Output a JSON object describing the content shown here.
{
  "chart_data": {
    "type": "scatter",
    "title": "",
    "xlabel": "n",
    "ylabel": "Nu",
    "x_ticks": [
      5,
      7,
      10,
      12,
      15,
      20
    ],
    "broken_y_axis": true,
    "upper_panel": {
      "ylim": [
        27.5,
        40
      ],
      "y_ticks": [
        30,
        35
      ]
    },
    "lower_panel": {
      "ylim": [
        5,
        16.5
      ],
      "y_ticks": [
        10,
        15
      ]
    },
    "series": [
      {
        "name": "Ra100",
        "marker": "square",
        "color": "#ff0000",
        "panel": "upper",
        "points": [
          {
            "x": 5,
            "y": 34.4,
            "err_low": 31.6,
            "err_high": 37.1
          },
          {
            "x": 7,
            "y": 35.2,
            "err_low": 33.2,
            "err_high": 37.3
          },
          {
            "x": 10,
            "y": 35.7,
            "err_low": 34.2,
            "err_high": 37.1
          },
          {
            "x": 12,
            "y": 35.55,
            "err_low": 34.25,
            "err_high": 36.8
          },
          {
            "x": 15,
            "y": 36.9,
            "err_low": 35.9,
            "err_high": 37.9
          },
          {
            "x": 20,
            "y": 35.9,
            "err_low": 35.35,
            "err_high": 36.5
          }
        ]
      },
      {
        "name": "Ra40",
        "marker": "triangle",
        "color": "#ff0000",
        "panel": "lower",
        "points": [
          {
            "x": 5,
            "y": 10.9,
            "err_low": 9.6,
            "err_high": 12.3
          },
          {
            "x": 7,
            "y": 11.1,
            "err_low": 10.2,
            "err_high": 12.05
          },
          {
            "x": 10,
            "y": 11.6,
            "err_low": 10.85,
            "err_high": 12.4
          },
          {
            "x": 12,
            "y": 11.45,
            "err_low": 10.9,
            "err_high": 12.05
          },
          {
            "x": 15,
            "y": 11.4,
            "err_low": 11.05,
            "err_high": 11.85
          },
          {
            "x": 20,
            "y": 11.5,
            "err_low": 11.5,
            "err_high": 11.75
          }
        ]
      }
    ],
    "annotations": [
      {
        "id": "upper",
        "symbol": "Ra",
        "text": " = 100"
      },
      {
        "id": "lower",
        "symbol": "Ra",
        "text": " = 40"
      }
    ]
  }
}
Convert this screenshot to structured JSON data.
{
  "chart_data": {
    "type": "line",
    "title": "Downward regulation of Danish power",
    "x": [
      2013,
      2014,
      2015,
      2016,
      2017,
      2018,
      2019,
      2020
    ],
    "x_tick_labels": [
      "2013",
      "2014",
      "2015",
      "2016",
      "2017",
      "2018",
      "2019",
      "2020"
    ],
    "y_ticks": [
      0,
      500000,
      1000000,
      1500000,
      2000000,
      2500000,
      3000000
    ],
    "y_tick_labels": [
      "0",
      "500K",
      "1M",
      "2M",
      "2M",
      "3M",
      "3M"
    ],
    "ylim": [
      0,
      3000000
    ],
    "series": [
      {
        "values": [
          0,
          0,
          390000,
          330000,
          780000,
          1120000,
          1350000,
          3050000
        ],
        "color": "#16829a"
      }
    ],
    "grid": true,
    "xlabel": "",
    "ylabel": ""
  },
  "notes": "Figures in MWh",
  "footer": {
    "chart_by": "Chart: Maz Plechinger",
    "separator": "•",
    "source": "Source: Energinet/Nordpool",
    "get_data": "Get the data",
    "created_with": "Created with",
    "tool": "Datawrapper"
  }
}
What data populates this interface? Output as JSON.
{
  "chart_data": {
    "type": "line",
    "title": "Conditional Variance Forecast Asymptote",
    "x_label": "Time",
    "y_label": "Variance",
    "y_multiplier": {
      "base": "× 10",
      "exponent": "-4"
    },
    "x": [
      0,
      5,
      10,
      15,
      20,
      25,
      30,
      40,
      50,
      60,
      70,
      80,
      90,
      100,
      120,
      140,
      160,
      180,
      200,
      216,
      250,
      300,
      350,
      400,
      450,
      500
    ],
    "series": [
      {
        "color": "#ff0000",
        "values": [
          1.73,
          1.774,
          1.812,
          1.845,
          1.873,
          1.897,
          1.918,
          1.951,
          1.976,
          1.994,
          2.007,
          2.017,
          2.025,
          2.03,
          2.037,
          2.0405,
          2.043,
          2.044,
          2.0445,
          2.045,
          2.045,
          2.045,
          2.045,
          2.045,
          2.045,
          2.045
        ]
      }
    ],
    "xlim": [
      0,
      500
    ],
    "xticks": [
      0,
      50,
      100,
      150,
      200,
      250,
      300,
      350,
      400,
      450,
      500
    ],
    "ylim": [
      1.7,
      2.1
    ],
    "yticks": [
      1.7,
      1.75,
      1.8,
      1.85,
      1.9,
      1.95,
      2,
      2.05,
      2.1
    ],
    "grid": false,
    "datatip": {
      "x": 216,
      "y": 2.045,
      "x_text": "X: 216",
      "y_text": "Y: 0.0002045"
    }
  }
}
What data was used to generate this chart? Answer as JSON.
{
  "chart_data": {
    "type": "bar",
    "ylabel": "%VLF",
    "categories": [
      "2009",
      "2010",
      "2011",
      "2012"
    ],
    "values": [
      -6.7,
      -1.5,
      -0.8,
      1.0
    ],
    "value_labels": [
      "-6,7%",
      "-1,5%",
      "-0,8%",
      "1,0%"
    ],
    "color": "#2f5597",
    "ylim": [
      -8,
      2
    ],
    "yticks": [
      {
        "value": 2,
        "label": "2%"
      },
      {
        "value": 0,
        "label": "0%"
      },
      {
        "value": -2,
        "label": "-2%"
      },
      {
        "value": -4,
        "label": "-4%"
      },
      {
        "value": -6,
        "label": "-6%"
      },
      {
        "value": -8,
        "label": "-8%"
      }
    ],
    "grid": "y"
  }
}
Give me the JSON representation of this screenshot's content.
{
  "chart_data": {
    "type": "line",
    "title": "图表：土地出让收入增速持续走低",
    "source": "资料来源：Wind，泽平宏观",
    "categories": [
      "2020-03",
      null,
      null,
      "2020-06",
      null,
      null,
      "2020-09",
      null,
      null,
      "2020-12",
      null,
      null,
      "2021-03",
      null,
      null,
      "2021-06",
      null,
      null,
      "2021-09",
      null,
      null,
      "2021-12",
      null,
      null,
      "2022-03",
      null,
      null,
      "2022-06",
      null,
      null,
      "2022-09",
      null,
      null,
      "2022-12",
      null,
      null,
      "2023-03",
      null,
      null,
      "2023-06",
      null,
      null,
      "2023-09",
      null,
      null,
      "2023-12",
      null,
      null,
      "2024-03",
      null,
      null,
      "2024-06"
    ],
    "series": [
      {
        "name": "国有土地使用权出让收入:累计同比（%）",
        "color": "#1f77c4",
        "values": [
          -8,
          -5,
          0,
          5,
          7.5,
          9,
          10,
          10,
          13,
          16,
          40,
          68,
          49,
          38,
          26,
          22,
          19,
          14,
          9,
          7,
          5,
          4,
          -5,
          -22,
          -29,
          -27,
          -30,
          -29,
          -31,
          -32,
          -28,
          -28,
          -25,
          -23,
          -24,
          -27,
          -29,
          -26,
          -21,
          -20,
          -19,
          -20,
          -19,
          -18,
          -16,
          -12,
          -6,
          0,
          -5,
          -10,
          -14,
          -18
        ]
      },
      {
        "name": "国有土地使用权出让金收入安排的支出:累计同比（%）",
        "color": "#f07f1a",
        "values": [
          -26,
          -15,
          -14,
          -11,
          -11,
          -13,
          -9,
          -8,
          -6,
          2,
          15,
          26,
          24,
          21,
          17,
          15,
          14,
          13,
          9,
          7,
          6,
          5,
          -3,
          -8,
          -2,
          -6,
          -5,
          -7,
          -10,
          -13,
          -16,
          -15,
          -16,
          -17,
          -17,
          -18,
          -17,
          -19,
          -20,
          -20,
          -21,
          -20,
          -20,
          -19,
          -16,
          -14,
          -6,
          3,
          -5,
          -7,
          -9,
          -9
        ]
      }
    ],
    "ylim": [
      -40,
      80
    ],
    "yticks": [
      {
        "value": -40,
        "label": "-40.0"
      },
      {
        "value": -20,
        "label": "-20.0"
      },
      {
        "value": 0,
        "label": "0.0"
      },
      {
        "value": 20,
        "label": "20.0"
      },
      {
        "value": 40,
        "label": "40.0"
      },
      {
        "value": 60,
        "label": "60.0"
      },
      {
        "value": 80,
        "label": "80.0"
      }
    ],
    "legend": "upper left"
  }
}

---+---

OBJECTIVE
Collect from the data above every line that includes "screenshot".

TASK RESPONSE
Convert this screenshot to structured JSON data.
Give me the JSON representation of this screenshot's content.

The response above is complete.